» GIVEN INSTRUCTION:
Copy every one of these records word for word, leaving out the pictures.

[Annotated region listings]
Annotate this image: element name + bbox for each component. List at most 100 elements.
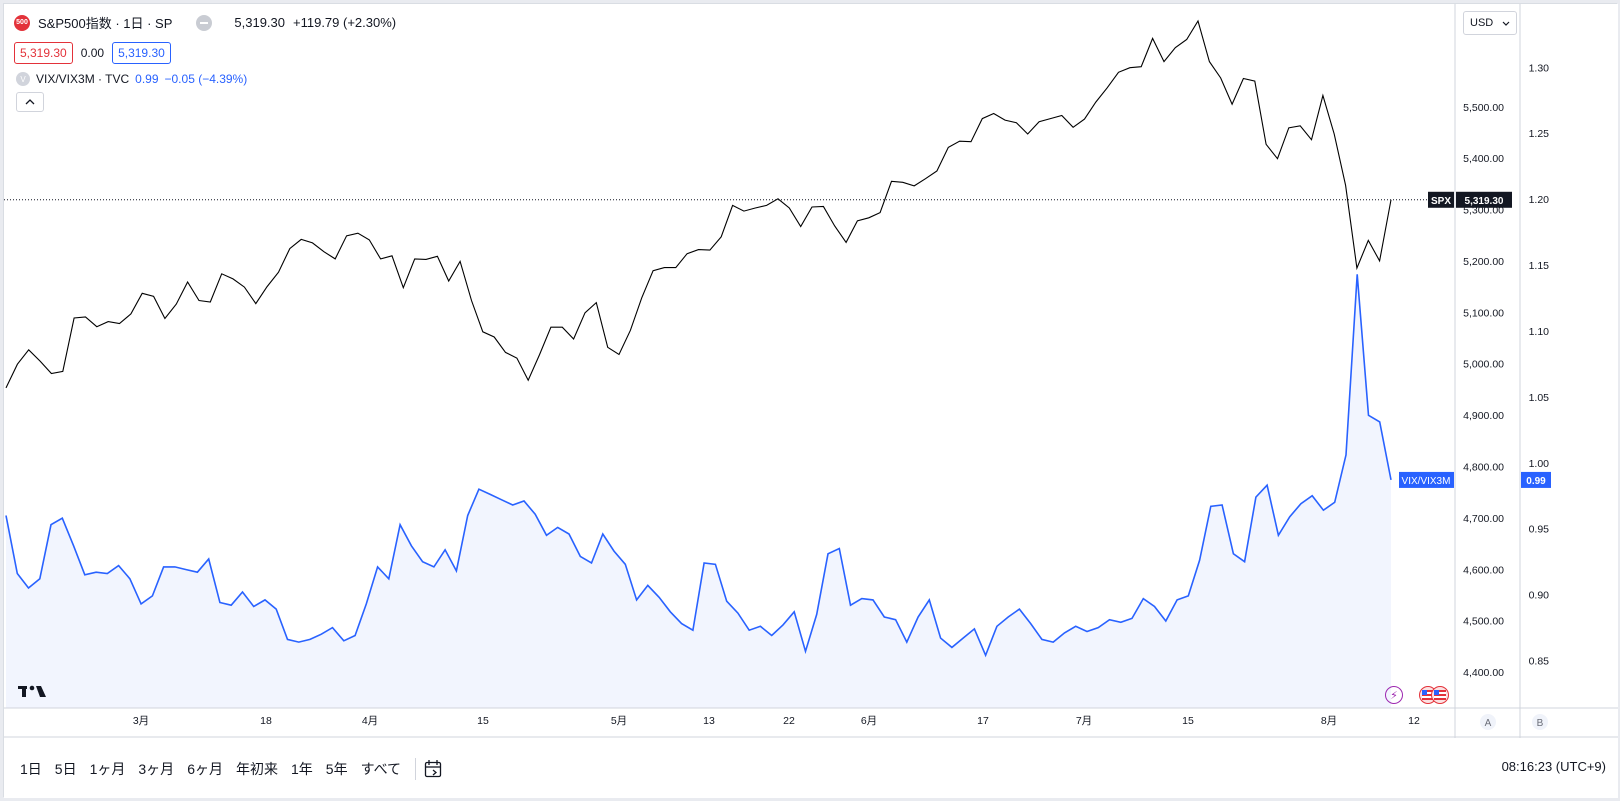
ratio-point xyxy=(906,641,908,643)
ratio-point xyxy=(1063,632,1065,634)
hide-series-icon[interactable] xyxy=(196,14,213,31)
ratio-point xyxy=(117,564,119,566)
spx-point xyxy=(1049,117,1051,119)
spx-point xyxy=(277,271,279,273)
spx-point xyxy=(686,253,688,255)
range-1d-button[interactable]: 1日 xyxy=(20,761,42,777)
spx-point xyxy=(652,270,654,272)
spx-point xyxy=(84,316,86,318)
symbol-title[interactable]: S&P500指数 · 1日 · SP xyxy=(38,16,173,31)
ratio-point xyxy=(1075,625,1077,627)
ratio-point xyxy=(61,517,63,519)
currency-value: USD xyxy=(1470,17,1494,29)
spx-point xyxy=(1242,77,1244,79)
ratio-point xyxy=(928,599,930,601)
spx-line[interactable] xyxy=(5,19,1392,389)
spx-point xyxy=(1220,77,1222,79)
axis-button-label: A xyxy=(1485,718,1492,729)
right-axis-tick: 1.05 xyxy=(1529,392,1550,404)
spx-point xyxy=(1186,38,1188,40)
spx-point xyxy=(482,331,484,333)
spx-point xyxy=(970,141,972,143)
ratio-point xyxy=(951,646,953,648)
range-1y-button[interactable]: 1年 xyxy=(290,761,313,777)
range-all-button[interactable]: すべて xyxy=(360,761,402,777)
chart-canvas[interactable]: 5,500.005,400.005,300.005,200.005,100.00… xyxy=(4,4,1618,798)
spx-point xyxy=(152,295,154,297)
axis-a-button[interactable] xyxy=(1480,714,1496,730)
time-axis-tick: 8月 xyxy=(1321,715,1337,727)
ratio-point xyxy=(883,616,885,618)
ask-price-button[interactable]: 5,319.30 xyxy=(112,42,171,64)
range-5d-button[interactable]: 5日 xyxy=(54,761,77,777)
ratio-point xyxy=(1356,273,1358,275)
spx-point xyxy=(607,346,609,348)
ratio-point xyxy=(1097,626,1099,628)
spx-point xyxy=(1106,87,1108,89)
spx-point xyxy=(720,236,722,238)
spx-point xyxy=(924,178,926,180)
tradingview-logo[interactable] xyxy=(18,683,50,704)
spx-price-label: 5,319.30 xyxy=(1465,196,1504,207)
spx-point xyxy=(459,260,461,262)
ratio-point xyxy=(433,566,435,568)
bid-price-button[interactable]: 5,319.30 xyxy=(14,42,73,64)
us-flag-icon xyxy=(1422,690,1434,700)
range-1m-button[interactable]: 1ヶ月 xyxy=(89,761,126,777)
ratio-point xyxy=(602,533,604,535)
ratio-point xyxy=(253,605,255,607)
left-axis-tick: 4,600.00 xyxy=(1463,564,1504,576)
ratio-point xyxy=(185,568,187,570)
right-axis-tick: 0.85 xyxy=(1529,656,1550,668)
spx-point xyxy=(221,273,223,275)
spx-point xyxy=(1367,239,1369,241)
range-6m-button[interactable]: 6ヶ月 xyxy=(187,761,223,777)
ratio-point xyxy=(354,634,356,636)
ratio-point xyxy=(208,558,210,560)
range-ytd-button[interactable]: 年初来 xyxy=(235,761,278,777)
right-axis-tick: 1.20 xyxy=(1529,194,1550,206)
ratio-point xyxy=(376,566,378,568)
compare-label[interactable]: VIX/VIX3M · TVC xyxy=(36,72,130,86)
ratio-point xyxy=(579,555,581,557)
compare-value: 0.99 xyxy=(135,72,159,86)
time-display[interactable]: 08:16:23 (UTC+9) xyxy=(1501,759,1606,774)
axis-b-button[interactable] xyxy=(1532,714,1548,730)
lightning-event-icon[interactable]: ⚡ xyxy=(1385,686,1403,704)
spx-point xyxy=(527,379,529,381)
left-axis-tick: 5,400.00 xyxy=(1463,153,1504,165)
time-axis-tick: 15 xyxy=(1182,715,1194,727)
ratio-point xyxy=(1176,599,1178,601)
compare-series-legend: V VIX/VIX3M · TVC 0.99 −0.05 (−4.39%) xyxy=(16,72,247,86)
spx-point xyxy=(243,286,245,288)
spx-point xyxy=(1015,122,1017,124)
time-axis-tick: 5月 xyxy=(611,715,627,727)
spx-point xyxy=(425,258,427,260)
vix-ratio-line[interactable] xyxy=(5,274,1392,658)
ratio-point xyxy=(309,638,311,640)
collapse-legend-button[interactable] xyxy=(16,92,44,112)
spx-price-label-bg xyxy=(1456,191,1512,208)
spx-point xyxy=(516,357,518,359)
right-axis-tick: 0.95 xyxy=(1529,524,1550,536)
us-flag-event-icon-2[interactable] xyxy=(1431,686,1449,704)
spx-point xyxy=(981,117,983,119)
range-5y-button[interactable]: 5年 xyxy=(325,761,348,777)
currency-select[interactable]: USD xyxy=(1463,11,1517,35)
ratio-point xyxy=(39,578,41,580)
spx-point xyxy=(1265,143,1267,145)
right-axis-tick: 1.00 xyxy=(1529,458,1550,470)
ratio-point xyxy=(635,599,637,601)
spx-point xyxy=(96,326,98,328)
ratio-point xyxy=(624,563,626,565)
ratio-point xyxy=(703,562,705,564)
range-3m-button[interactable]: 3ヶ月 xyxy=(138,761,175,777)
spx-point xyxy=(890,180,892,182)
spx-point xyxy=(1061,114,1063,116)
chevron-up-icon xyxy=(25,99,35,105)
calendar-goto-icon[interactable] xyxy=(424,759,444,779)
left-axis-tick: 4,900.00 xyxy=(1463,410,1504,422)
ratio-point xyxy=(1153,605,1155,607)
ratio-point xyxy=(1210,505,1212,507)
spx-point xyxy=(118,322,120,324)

» RESPONSE TO THIS EXERCISE:
Annotate this image: element name + bbox for each component. List at most 100 elements.
ratio-point xyxy=(906,641,908,643)
ratio-point xyxy=(1063,632,1065,634)
hide-series-icon[interactable] xyxy=(196,14,213,31)
ratio-point xyxy=(117,564,119,566)
spx-point xyxy=(1049,117,1051,119)
spx-point xyxy=(277,271,279,273)
spx-point xyxy=(686,253,688,255)
range-1d-button[interactable]: 1日 xyxy=(20,761,42,777)
spx-point xyxy=(652,270,654,272)
spx-point xyxy=(84,316,86,318)
symbol-title[interactable]: S&P500指数 · 1日 · SP xyxy=(38,16,173,31)
ratio-point xyxy=(1075,625,1077,627)
ratio-point xyxy=(61,517,63,519)
currency-value: USD xyxy=(1470,17,1494,29)
spx-point xyxy=(1242,77,1244,79)
ratio-point xyxy=(928,599,930,601)
spx-line[interactable] xyxy=(5,19,1392,389)
spx-point xyxy=(1220,77,1222,79)
axis-button-label: A xyxy=(1485,718,1492,729)
right-axis-tick: 1.05 xyxy=(1529,392,1550,404)
spx-point xyxy=(1186,38,1188,40)
spx-point xyxy=(482,331,484,333)
spx-point xyxy=(970,141,972,143)
ratio-point xyxy=(951,646,953,648)
range-1y-button[interactable]: 1年 xyxy=(290,761,313,777)
range-all-button[interactable]: すべて xyxy=(360,761,402,777)
chart-canvas[interactable]: 5,500.005,400.005,300.005,200.005,100.00… xyxy=(4,4,1618,798)
spx-point xyxy=(152,295,154,297)
axis-a-button[interactable] xyxy=(1480,714,1496,730)
time-axis-tick: 8月 xyxy=(1321,715,1337,727)
ratio-point xyxy=(883,616,885,618)
ask-price-button[interactable]: 5,319.30 xyxy=(112,42,171,64)
range-5d-button[interactable]: 5日 xyxy=(54,761,77,777)
ratio-point xyxy=(1356,273,1358,275)
spx-point xyxy=(607,346,609,348)
ratio-point xyxy=(1097,626,1099,628)
spx-point xyxy=(1106,87,1108,89)
spx-point xyxy=(720,236,722,238)
spx-point xyxy=(924,178,926,180)
tradingview-logo[interactable] xyxy=(18,683,50,704)
spx-price-label: 5,319.30 xyxy=(1465,196,1504,207)
spx-point xyxy=(459,260,461,262)
ratio-point xyxy=(433,566,435,568)
bid-price-button[interactable]: 5,319.30 xyxy=(14,42,73,64)
us-flag-icon xyxy=(1422,690,1434,700)
range-1m-button[interactable]: 1ヶ月 xyxy=(89,761,126,777)
ratio-point xyxy=(602,533,604,535)
ratio-point xyxy=(253,605,255,607)
left-axis-tick: 4,600.00 xyxy=(1463,564,1504,576)
ratio-point xyxy=(185,568,187,570)
right-axis-tick: 0.85 xyxy=(1529,656,1550,668)
spx-point xyxy=(221,273,223,275)
spx-point xyxy=(1367,239,1369,241)
range-6m-button[interactable]: 6ヶ月 xyxy=(187,761,223,777)
ratio-point xyxy=(354,634,356,636)
ratio-point xyxy=(208,558,210,560)
range-ytd-button[interactable]: 年初来 xyxy=(235,761,278,777)
right-axis-tick: 1.20 xyxy=(1529,194,1550,206)
ratio-point xyxy=(376,566,378,568)
compare-label[interactable]: VIX/VIX3M · TVC xyxy=(36,72,130,86)
ratio-point xyxy=(579,555,581,557)
compare-value: 0.99 xyxy=(135,72,159,86)
time-display[interactable]: 08:16:23 (UTC+9) xyxy=(1501,759,1606,774)
axis-b-button[interactable] xyxy=(1532,714,1548,730)
lightning-event-icon[interactable]: ⚡ xyxy=(1385,686,1403,704)
spx-point xyxy=(527,379,529,381)
left-axis-tick: 5,400.00 xyxy=(1463,153,1504,165)
time-axis-tick: 15 xyxy=(1182,715,1194,727)
ratio-point xyxy=(1176,599,1178,601)
compare-series-legend: V VIX/VIX3M · TVC 0.99 −0.05 (−4.39%) xyxy=(16,72,247,86)
spx-point xyxy=(243,286,245,288)
spx-point xyxy=(1015,122,1017,124)
time-axis-tick: 5月 xyxy=(611,715,627,727)
spx-point xyxy=(425,258,427,260)
vix-ratio-line[interactable] xyxy=(5,274,1392,658)
ratio-point xyxy=(309,638,311,640)
collapse-legend-button[interactable] xyxy=(16,92,44,112)
spx-price-label-bg xyxy=(1456,191,1512,208)
spx-point xyxy=(516,357,518,359)
right-axis-tick: 0.95 xyxy=(1529,524,1550,536)
us-flag-event-icon-2[interactable] xyxy=(1431,686,1449,704)
spx-point xyxy=(981,117,983,119)
range-5y-button[interactable]: 5年 xyxy=(325,761,348,777)
currency-select[interactable]: USD xyxy=(1463,11,1517,35)
ratio-point xyxy=(39,578,41,580)
spx-point xyxy=(1265,143,1267,145)
right-axis-tick: 1.00 xyxy=(1529,458,1550,470)
ratio-point xyxy=(635,599,637,601)
spx-point xyxy=(96,326,98,328)
ratio-point xyxy=(624,563,626,565)
ratio-point xyxy=(703,562,705,564)
range-3m-button[interactable]: 3ヶ月 xyxy=(138,761,175,777)
spx-point xyxy=(890,180,892,182)
spx-point xyxy=(1061,114,1063,116)
chevron-up-icon xyxy=(25,99,35,105)
calendar-goto-icon[interactable] xyxy=(424,759,444,779)
left-axis-tick: 4,900.00 xyxy=(1463,410,1504,422)
ratio-point xyxy=(1153,605,1155,607)
ratio-point xyxy=(1210,505,1212,507)
spx-point xyxy=(118,322,120,324)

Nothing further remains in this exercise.